* start Supplied entries *
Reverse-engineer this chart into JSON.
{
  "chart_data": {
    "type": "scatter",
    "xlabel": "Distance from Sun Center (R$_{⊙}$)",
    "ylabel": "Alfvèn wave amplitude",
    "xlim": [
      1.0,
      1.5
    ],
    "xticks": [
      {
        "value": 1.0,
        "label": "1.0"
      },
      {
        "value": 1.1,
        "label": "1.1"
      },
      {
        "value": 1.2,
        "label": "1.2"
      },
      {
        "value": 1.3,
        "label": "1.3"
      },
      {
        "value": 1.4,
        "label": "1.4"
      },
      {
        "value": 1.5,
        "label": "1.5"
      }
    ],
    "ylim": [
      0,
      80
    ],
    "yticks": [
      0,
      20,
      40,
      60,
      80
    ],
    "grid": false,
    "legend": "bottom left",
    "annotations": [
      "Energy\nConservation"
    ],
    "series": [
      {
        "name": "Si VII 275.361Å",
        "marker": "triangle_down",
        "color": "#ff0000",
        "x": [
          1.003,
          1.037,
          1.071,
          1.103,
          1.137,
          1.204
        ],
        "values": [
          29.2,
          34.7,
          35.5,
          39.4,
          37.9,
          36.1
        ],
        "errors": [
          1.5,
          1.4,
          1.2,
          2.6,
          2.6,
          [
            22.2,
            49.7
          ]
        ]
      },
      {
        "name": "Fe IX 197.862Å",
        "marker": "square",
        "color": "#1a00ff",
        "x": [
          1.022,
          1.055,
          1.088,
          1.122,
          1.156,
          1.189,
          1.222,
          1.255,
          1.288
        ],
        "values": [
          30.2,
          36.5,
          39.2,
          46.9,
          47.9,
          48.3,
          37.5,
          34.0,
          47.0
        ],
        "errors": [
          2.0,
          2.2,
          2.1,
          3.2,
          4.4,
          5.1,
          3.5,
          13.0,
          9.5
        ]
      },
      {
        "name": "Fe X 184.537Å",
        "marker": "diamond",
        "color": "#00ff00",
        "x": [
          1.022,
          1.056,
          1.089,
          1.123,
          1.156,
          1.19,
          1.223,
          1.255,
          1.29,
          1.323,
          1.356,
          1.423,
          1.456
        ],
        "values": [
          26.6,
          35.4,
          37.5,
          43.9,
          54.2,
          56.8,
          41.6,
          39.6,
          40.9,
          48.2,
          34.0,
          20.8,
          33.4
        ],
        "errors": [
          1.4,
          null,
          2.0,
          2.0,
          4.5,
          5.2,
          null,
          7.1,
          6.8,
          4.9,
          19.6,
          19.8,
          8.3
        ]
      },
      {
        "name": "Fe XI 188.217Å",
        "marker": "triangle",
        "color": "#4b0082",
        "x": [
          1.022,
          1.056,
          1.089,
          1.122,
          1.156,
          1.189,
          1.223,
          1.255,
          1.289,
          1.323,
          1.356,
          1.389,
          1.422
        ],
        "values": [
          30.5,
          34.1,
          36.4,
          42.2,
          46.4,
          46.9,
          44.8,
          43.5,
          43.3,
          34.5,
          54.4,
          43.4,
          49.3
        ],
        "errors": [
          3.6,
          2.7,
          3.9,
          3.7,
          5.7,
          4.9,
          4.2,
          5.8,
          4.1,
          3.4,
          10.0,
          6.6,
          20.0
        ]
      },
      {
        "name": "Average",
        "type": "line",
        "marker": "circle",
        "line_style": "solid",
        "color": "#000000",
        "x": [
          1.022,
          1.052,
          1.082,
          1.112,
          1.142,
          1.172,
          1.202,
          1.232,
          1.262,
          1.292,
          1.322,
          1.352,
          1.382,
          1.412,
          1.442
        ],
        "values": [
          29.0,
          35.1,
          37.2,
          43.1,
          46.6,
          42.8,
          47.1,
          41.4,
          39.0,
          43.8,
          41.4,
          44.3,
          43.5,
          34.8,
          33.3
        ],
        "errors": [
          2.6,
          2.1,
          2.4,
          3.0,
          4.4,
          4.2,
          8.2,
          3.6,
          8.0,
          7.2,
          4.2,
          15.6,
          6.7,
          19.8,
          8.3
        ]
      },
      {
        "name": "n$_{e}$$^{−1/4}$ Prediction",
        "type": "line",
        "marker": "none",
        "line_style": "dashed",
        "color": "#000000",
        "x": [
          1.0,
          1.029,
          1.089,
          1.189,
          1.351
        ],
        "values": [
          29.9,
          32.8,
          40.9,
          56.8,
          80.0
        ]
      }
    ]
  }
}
* end Supplied entries *
▶ Given exercise
Retype the entries exactly, including every line.

▶ Full response
Reverse-engineer this chart into JSON.
{
  "chart_data": {
    "type": "scatter",
    "xlabel": "Distance from Sun Center (R$_{⊙}$)",
    "ylabel": "Alfvèn wave amplitude",
    "xlim": [
      1.0,
      1.5
    ],
    "xticks": [
      {
        "value": 1.0,
        "label": "1.0"
      },
      {
        "value": 1.1,
        "label": "1.1"
      },
      {
        "value": 1.2,
        "label": "1.2"
      },
      {
        "value": 1.3,
        "label": "1.3"
      },
      {
        "value": 1.4,
        "label": "1.4"
      },
      {
        "value": 1.5,
        "label": "1.5"
      }
    ],
    "ylim": [
      0,
      80
    ],
    "yticks": [
      0,
      20,
      40,
      60,
      80
    ],
    "grid": false,
    "legend": "bottom left",
    "annotations": [
      "Energy\nConservation"
    ],
    "series": [
      {
        "name": "Si VII 275.361Å",
        "marker": "triangle_down",
        "color": "#ff0000",
        "x": [
          1.003,
          1.037,
          1.071,
          1.103,
          1.137,
          1.204
        ],
        "values": [
          29.2,
          34.7,
          35.5,
          39.4,
          37.9,
          36.1
        ],
        "errors": [
          1.5,
          1.4,
          1.2,
          2.6,
          2.6,
          [
            22.2,
            49.7
          ]
        ]
      },
      {
        "name": "Fe IX 197.862Å",
        "marker": "square",
        "color": "#1a00ff",
        "x": [
          1.022,
          1.055,
          1.088,
          1.122,
          1.156,
          1.189,
          1.222,
          1.255,
          1.288
        ],
        "values": [
          30.2,
          36.5,
          39.2,
          46.9,
          47.9,
          48.3,
          37.5,
          34.0,
          47.0
        ],
        "errors": [
          2.0,
          2.2,
          2.1,
          3.2,
          4.4,
          5.1,
          3.5,
          13.0,
          9.5
        ]
      },
      {
        "name": "Fe X 184.537Å",
        "marker": "diamond",
        "color": "#00ff00",
        "x": [
          1.022,
          1.056,
          1.089,
          1.123,
          1.156,
          1.19,
          1.223,
          1.255,
          1.29,
          1.323,
          1.356,
          1.423,
          1.456
        ],
        "values": [
          26.6,
          35.4,
          37.5,
          43.9,
          54.2,
          56.8,
          41.6,
          39.6,
          40.9,
          48.2,
          34.0,
          20.8,
          33.4
        ],
        "errors": [
          1.4,
          null,
          2.0,
          2.0,
          4.5,
          5.2,
          null,
          7.1,
          6.8,
          4.9,
          19.6,
          19.8,
          8.3
        ]
      },
      {
        "name": "Fe XI 188.217Å",
        "marker": "triangle",
        "color": "#4b0082",
        "x": [
          1.022,
          1.056,
          1.089,
          1.122,
          1.156,
          1.189,
          1.223,
          1.255,
          1.289,
          1.323,
          1.356,
          1.389,
          1.422
        ],
        "values": [
          30.5,
          34.1,
          36.4,
          42.2,
          46.4,
          46.9,
          44.8,
          43.5,
          43.3,
          34.5,
          54.4,
          43.4,
          49.3
        ],
        "errors": [
          3.6,
          2.7,
          3.9,
          3.7,
          5.7,
          4.9,
          4.2,
          5.8,
          4.1,
          3.4,
          10.0,
          6.6,
          20.0
        ]
      },
      {
        "name": "Average",
        "type": "line",
        "marker": "circle",
        "line_style": "solid",
        "color": "#000000",
        "x": [
          1.022,
          1.052,
          1.082,
          1.112,
          1.142,
          1.172,
          1.202,
          1.232,
          1.262,
          1.292,
          1.322,
          1.352,
          1.382,
          1.412,
          1.442
        ],
        "values": [
          29.0,
          35.1,
          37.2,
          43.1,
          46.6,
          42.8,
          47.1,
          41.4,
          39.0,
          43.8,
          41.4,
          44.3,
          43.5,
          34.8,
          33.3
        ],
        "errors": [
          2.6,
          2.1,
          2.4,
          3.0,
          4.4,
          4.2,
          8.2,
          3.6,
          8.0,
          7.2,
          4.2,
          15.6,
          6.7,
          19.8,
          8.3
        ]
      },
      {
        "name": "n$_{e}$$^{−1/4}$ Prediction",
        "type": "line",
        "marker": "none",
        "line_style": "dashed",
        "color": "#000000",
        "x": [
          1.0,
          1.029,
          1.089,
          1.189,
          1.351
        ],
        "values": [
          29.9,
          32.8,
          40.9,
          56.8,
          80.0
        ]
      }
    ]
  }
}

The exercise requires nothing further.